─── STORED ROWS ───

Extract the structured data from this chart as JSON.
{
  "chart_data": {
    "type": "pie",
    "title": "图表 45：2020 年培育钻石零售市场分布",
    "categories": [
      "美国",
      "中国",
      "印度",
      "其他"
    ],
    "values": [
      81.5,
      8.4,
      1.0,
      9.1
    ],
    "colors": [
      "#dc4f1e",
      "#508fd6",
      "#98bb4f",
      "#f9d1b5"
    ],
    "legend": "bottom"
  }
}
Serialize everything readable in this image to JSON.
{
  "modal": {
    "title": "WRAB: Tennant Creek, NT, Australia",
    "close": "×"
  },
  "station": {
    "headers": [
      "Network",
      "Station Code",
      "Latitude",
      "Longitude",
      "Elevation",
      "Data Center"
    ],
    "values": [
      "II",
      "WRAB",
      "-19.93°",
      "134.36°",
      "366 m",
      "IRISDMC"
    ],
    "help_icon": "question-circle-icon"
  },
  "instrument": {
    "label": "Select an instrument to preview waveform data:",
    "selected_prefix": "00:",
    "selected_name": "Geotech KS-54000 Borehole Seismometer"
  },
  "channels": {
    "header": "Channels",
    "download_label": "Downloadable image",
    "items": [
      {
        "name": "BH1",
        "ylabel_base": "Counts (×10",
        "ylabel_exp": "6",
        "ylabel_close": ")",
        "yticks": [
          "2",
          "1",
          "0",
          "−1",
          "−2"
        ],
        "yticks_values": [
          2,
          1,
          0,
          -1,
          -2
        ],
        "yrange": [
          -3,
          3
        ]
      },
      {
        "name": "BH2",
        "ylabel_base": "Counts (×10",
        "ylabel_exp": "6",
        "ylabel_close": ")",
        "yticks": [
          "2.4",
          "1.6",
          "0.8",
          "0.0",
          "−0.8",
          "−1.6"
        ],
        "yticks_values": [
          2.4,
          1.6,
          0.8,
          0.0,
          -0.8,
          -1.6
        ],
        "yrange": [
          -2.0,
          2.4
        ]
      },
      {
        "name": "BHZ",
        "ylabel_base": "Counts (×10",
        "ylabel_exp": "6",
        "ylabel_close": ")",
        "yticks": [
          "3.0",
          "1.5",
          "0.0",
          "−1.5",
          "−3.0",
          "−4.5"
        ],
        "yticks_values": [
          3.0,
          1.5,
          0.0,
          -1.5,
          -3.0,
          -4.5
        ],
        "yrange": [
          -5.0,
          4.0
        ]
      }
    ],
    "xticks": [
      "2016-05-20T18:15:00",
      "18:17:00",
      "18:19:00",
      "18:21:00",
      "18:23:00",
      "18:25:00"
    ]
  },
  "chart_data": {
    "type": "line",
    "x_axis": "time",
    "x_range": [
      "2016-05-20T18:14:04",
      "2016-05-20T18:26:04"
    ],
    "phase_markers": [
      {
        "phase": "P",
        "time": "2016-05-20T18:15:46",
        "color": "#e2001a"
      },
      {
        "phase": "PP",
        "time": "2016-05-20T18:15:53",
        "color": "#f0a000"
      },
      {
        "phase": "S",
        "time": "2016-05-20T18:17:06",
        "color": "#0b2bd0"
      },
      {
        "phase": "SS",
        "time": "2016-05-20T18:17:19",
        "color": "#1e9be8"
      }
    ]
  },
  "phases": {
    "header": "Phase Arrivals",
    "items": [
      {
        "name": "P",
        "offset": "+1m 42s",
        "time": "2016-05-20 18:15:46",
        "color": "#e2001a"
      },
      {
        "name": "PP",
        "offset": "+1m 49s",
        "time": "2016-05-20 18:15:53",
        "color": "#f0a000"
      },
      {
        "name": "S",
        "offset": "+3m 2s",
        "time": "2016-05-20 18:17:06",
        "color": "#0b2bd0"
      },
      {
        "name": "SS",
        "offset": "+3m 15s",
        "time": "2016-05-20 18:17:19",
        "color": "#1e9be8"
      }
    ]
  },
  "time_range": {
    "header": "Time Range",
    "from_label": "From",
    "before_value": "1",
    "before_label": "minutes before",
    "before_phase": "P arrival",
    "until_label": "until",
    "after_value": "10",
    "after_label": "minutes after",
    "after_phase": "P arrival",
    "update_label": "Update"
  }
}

───

## DIRECTIONS FOR THIS TASK
Go through the entries and return each line where the word "offset" appears.

## COMPLETED EXERCISE
        "offset": "+1m 42s",
        "offset": "+1m 49s",
        "offset": "+3m 2s",
        "offset": "+3m 15s",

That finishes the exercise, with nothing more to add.